-- start PROVIDED DATA --
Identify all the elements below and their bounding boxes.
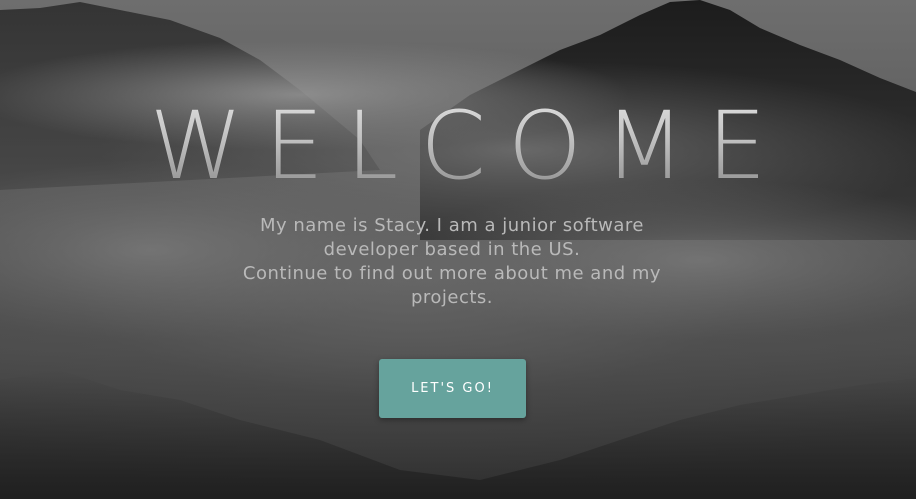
lets-go-button[interactable]: LET'S GO!: [379, 359, 526, 418]
intro-text: My name is Stacy. I am a junior software…: [228, 214, 676, 310]
intro-line-2: Continue to find out more about me and m…: [242, 263, 662, 308]
hero-section: WELCOME My name is Stacy. I am a junior …: [0, 0, 916, 499]
intro-line-1: My name is Stacy. I am a junior software…: [259, 215, 645, 260]
welcome-heading: WELCOME: [0, 92, 916, 202]
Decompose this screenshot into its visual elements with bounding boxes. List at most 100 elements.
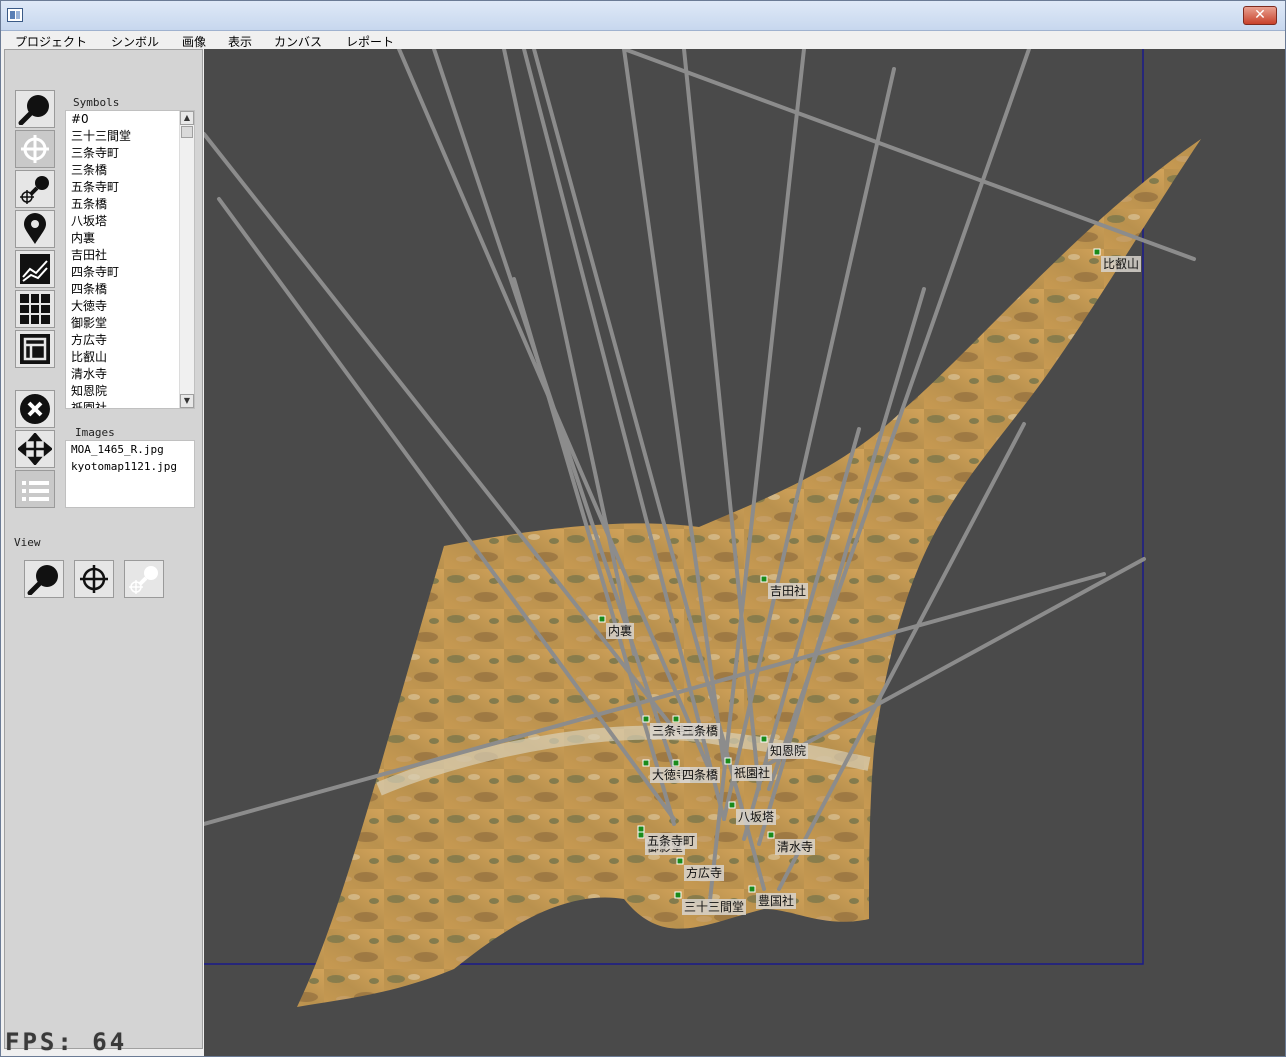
symbol-list-item[interactable]: 三十三間堂 — [66, 128, 194, 145]
symbol-list-item[interactable]: 清水寺 — [66, 366, 194, 383]
marker-square-icon[interactable] — [672, 715, 680, 723]
warped-map-image — [297, 139, 1201, 1007]
marker-square-icon[interactable] — [672, 759, 680, 767]
symbol-list-item[interactable]: 五条寺町 — [66, 179, 194, 196]
layout-tool-button[interactable] — [15, 330, 55, 368]
marker-square-icon[interactable] — [767, 831, 775, 839]
symbol-list-item[interactable]: 四条寺町 — [66, 264, 194, 281]
marker-label: 内裏 — [608, 623, 632, 638]
menu-canvas[interactable]: カンバス — [274, 33, 322, 50]
app-icon — [7, 8, 23, 22]
marker-square-icon[interactable] — [760, 575, 768, 583]
symbol-list-item[interactable]: 八坂塔 — [66, 213, 194, 230]
symbol-list-item[interactable]: 祇園社 — [66, 400, 194, 408]
map-canvas[interactable]: 比叡山吉田社内裏三条寺町三条橋知恩院大徳寺四条橋祇園社八坂塔清水寺御影堂五条寺町… — [204, 49, 1285, 1056]
zoom-tool-button[interactable] — [15, 90, 55, 128]
menu-report[interactable]: レポート — [346, 33, 394, 50]
image-list-item[interactable]: kyotomap1121.jpg — [66, 458, 194, 475]
symbol-list-item[interactable]: 方広寺 — [66, 332, 194, 349]
crosshair-tool-button[interactable] — [15, 130, 55, 168]
marker-square-icon[interactable] — [728, 801, 736, 809]
scroll-down-arrow-icon[interactable]: ▼ — [180, 394, 194, 408]
magnifier-icon — [18, 95, 49, 125]
marker-label: 五条寺町 — [647, 834, 695, 848]
layout-icon — [20, 334, 50, 364]
images-label: Images — [75, 426, 115, 439]
marker-square-icon[interactable] — [637, 831, 645, 839]
zoom-crosshair-icon — [129, 566, 158, 594]
symbols-label: Symbols — [73, 96, 120, 109]
map-pin-icon — [24, 213, 46, 244]
marker-square-icon[interactable] — [1093, 248, 1101, 256]
marker-square-icon[interactable] — [642, 715, 650, 723]
marker-square-icon[interactable] — [598, 615, 606, 623]
images-rows: MOA_1465_R.jpg kyotomap1121.jpg — [66, 441, 194, 475]
marker-square-icon[interactable] — [637, 825, 645, 833]
symbol-list-item[interactable]: 四条橋 — [66, 281, 194, 298]
crosshair-icon — [21, 135, 49, 163]
chart-tool-button[interactable] — [15, 250, 55, 288]
menu-view[interactable]: 表示 — [228, 33, 252, 50]
symbols-list[interactable]: #0 三十三間堂 三条寺町 三条橋 五条寺町 五条橋 八坂塔 内裏 吉田社 四条寺町 四条橋 大徳寺御… — [65, 110, 195, 409]
line-chart-icon — [20, 254, 50, 284]
symbols-rows: #0 三十三間堂 三条寺町 三条橋 五条寺町 五条橋 八坂塔 内裏 吉田社 四条寺町 四条橋 大徳寺御… — [66, 111, 194, 408]
symbol-list-item[interactable]: 内裏 — [66, 230, 194, 247]
marker-label: 吉田社 — [770, 583, 806, 598]
symbol-list-item[interactable]: 大徳寺 — [66, 298, 194, 315]
marker-label: 清水寺 — [777, 840, 813, 854]
view-zoom-point-button[interactable] — [124, 560, 164, 598]
title-bar: ✕ — [1, 1, 1285, 31]
marker-square-icon[interactable] — [642, 759, 650, 767]
symbol-list-item[interactable]: #0 — [66, 111, 194, 128]
symbol-list-item[interactable]: 五条橋 — [66, 196, 194, 213]
grid-icon — [20, 294, 50, 324]
marker-label: 三十三間堂 — [684, 900, 744, 914]
zoom-crosshair-icon — [20, 176, 49, 204]
view-zoom-button[interactable] — [24, 560, 64, 598]
close-button[interactable]: ✕ — [1243, 6, 1277, 25]
fps-counter: FPS: 64 — [5, 1028, 128, 1056]
close-circle-icon — [20, 394, 50, 424]
images-list[interactable]: MOA_1465_R.jpg kyotomap1121.jpg — [65, 440, 195, 508]
app-window: ✕ プロジェクト シンボル 画像 表示 カンバス レポート Symbols #0… — [0, 0, 1286, 1057]
list-tool-button[interactable] — [15, 470, 55, 508]
magnifier-icon — [27, 565, 58, 595]
crosshair-icon — [80, 565, 108, 593]
marker-label: 知恩院 — [770, 744, 806, 758]
grid-tool-button[interactable] — [15, 290, 55, 328]
symbol-list-item[interactable]: 三条橋 — [66, 162, 194, 179]
symbols-scrollbar[interactable]: ▲ ▼ — [179, 111, 194, 408]
place-marker-tool-button[interactable] — [15, 210, 55, 248]
view-crosshair-button[interactable] — [74, 560, 114, 598]
image-list-item[interactable]: MOA_1465_R.jpg — [66, 441, 194, 458]
marker-square-icon[interactable] — [748, 885, 756, 893]
zoom-point-tool-button[interactable] — [15, 170, 55, 208]
menu-project[interactable]: プロジェクト — [15, 33, 87, 50]
projection-ray-line — [622, 49, 1196, 261]
move-tool-button[interactable] — [15, 430, 55, 468]
view-label: View — [14, 536, 41, 549]
delete-tool-button[interactable] — [15, 390, 55, 428]
marker-label: 八坂塔 — [738, 810, 774, 824]
scroll-up-arrow-icon[interactable]: ▲ — [180, 111, 194, 125]
symbol-list-item[interactable]: 知恩院 — [66, 383, 194, 400]
left-panel: Symbols #0 三十三間堂 三条寺町 三条橋 五条寺町 五条橋 八坂塔 内裏 吉田社 四条寺… — [4, 49, 203, 1049]
move-arrows-icon — [18, 433, 52, 465]
marker-label: 四条橋 — [682, 768, 718, 782]
scroll-thumb[interactable] — [181, 126, 193, 138]
marker-square-icon[interactable] — [674, 891, 682, 899]
symbol-list-item[interactable]: 三条寺町 — [66, 145, 194, 162]
symbol-list-item[interactable]: 比叡山 — [66, 349, 194, 366]
marker-label: 方広寺 — [686, 865, 722, 880]
menu-bar: プロジェクト シンボル 画像 表示 カンバス レポート — [1, 31, 1285, 49]
marker-square-icon[interactable] — [760, 735, 768, 743]
marker-label: 祇園社 — [734, 765, 770, 780]
marker-label: 豊国社 — [758, 893, 794, 908]
marker-square-icon[interactable] — [724, 757, 732, 765]
symbol-list-item[interactable]: 御影堂 — [66, 315, 194, 332]
marker-square-icon[interactable] — [676, 857, 684, 865]
menu-symbol[interactable]: シンボル — [111, 33, 159, 50]
menu-image[interactable]: 画像 — [182, 33, 206, 50]
symbol-list-item[interactable]: 吉田社 — [66, 247, 194, 264]
marker-label: 三条橋 — [682, 724, 718, 738]
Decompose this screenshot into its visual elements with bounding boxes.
-- end PROVIDED DATA --
**PROBLEM REQUIREMENTS**
Format all of the items above as a numbered list with the blank lines removed, and leave out the pictures.

**FULL ANSWER**
1. Identify all the elements below and their bounding boxes.
2. lets-go-button[interactable]: LET'S GO!: [379, 359, 526, 418]
3. intro-text: My name is Stacy. I am a junior software…: [228, 214, 676, 310]
4. intro-line-2: Continue to find out more about me and m…: [242, 263, 662, 308]
5. hero-section: WELCOME My name is Stacy. I am a junior …: [0, 0, 916, 499]
6. intro-line-1: My name is Stacy. I am a junior software…: [259, 215, 645, 260]
7. welcome-heading: WELCOME: [0, 92, 916, 202]
8. Decompose this screenshot into its visual elements with bounding boxes. List at most 100 elements.
9. symbol-list-item[interactable]: 三十三間堂 — [66, 128, 194, 145]
10. symbol-list-item[interactable]: 清水寺 — [66, 366, 194, 383]
11. marker-square-icon[interactable] — [672, 715, 680, 723]
12. warped-map-image — [297, 139, 1201, 1007]
13. marker-square-icon[interactable] — [672, 759, 680, 767]
14. symbol-list-item[interactable]: 五条寺町 — [66, 179, 194, 196]
15. layout-tool-button[interactable] — [15, 330, 55, 368]
16. marker-square-icon[interactable] — [767, 831, 775, 839]
17. symbol-list-item[interactable]: 四条寺町 — [66, 264, 194, 281]
18. marker-label: 内裏 — [608, 623, 632, 638]
19. menu-canvas[interactable]: カンバス — [274, 33, 322, 50]
20. app-icon — [7, 8, 23, 22]
21. marker-square-icon[interactable] — [760, 575, 768, 583]
22. symbol-list-item[interactable]: 八坂塔 — [66, 213, 194, 230]
23. symbol-list-item[interactable]: 祇園社 — [66, 400, 194, 408]
24. map-canvas[interactable]: 比叡山吉田社内裏三条寺町三条橋知恩院大徳寺四条橋祇園社八坂塔清水寺御影堂五条寺町… — [204, 49, 1285, 1056]
25. zoom-tool-button[interactable] — [15, 90, 55, 128]
26. menu-report[interactable]: レポート — [346, 33, 394, 50]
27. image-list-item[interactable]: kyotomap1121.jpg — [66, 458, 194, 475]
28. symbol-list-item[interactable]: 方広寺 — [66, 332, 194, 349]
29. crosshair-tool-button[interactable] — [15, 130, 55, 168]
30. marker-square-icon[interactable] — [728, 801, 736, 809]
31. scroll-down-arrow-icon[interactable]: ▼ — [180, 394, 194, 408]
32. magnifier-icon — [18, 95, 49, 125]
33. marker-label: 五条寺町 — [647, 834, 695, 848]
34. layout-icon — [20, 334, 50, 364]
35. images-label: Images — [75, 426, 115, 439]
36. marker-square-icon[interactable] — [637, 831, 645, 839]
37. zoom-crosshair-icon — [129, 566, 158, 594]
38. symbols-label: Symbols — [73, 96, 120, 109]
39. map-pin-icon — [24, 213, 46, 244]
40. marker-square-icon[interactable] — [1093, 248, 1101, 256]
41. marker-square-icon[interactable] — [642, 715, 650, 723]
42. marker-square-icon[interactable] — [598, 615, 606, 623]
43. images-rows: MOA_1465_R.jpg kyotomap1121.jpg — [66, 441, 194, 475]
44. marker-square-icon[interactable] — [637, 825, 645, 833]
45. symbol-list-item[interactable]: 四条橋 — [66, 281, 194, 298]
46. crosshair-icon — [21, 135, 49, 163]
47. chart-tool-button[interactable] — [15, 250, 55, 288]
48. menu-view[interactable]: 表示 — [228, 33, 252, 50]
49. symbols-list[interactable]: #0 三十三間堂 三条寺町 三条橋 五条寺町 五条橋 八坂塔 内裏 吉田社 四条寺町 四条橋 大徳寺御… — [65, 110, 195, 409]
50. line-chart-icon — [20, 254, 50, 284]
51. symbols-rows: #0 三十三間堂 三条寺町 三条橋 五条寺町 五条橋 八坂塔 内裏 吉田社 四条寺町 四条橋 大徳寺御… — [66, 111, 194, 408]
52. symbol-list-item[interactable]: 内裏 — [66, 230, 194, 247]
53. marker-label: 吉田社 — [770, 583, 806, 598]
54. symbol-list-item[interactable]: 大徳寺 — [66, 298, 194, 315]
55. marker-label: 清水寺 — [777, 840, 813, 854]
56. view-zoom-point-button[interactable] — [124, 560, 164, 598]
57. title-bar: ✕ — [1, 1, 1285, 31]
58. marker-square-icon[interactable] — [642, 759, 650, 767]
59. symbol-list-item[interactable]: #0 — [66, 111, 194, 128]
60. symbol-list-item[interactable]: 五条橋 — [66, 196, 194, 213]
61. grid-icon — [20, 294, 50, 324]
62. marker-label: 三十三間堂 — [684, 900, 744, 914]
63. zoom-crosshair-icon — [20, 176, 49, 204]
64. view-zoom-button[interactable] — [24, 560, 64, 598]
65. close-button[interactable]: ✕ — [1243, 6, 1277, 25]
66. fps-counter: FPS: 64 — [5, 1028, 128, 1056]
67. close-circle-icon — [20, 394, 50, 424]
68. images-list[interactable]: MOA_1465_R.jpg kyotomap1121.jpg — [65, 440, 195, 508]
69. app-window: ✕ プロジェクト シンボル 画像 表示 カンバス レポート Symbols #0… — [0, 0, 1286, 1057]
70. list-tool-button[interactable] — [15, 470, 55, 508]
71. magnifier-icon — [27, 565, 58, 595]
72. crosshair-icon — [80, 565, 108, 593]
73. marker-label: 知恩院 — [770, 744, 806, 758]
74. grid-tool-button[interactable] — [15, 290, 55, 328]
75. symbol-list-item[interactable]: 三条橋 — [66, 162, 194, 179]
76. symbols-scrollbar[interactable]: ▲ ▼ — [179, 111, 194, 408]
77. place-marker-tool-button[interactable] — [15, 210, 55, 248]
78. view-crosshair-button[interactable] — [74, 560, 114, 598]
79. image-list-item[interactable]: MOA_1465_R.jpg — [66, 441, 194, 458]
80. marker-square-icon[interactable] — [748, 885, 756, 893]
81. zoom-point-tool-button[interactable] — [15, 170, 55, 208]
82. menu-project[interactable]: プロジェクト — [15, 33, 87, 50]
83. projection-ray-line — [622, 49, 1196, 261]
84. move-tool-button[interactable] — [15, 430, 55, 468]
85. view-label: View — [14, 536, 41, 549]
86. delete-tool-button[interactable] — [15, 390, 55, 428]
87. marker-label: 八坂塔 — [738, 810, 774, 824]
88. scroll-up-arrow-icon[interactable]: ▲ — [180, 111, 194, 125]
89. symbol-list-item[interactable]: 知恩院 — [66, 383, 194, 400]
90. left-panel: Symbols #0 三十三間堂 三条寺町 三条橋 五条寺町 五条橋 八坂塔 内裏 吉田社 四条寺… — [4, 49, 203, 1049]
91. move-arrows-icon — [18, 433, 52, 465]
92. marker-label: 四条橋 — [682, 768, 718, 782]
93. scroll-thumb[interactable] — [181, 126, 193, 138]
94. marker-square-icon[interactable] — [674, 891, 682, 899]
95. symbol-list-item[interactable]: 三条寺町 — [66, 145, 194, 162]
96. symbol-list-item[interactable]: 比叡山 — [66, 349, 194, 366]
97. marker-label: 方広寺 — [686, 865, 722, 880]
98. menu-bar: プロジェクト シンボル 画像 表示 カンバス レポート — [1, 31, 1285, 49]
99. marker-square-icon[interactable] — [760, 735, 768, 743]
100. marker-label: 祇園社 — [734, 765, 770, 780]
101. marker-label: 豊国社 — [758, 893, 794, 908]
102. marker-square-icon[interactable] — [724, 757, 732, 765]
103. symbol-list-item[interactable]: 御影堂 — [66, 315, 194, 332]
104. marker-square-icon[interactable] — [676, 857, 684, 865]
105. menu-symbol[interactable]: シンボル — [111, 33, 159, 50]
106. menu-image[interactable]: 画像 — [182, 33, 206, 50]
107. symbol-list-item[interactable]: 吉田社 — [66, 247, 194, 264]
108. marker-label: 三条橋 — [682, 724, 718, 738]
109. Decompose this screenshot into its visual elements with bounding boxes.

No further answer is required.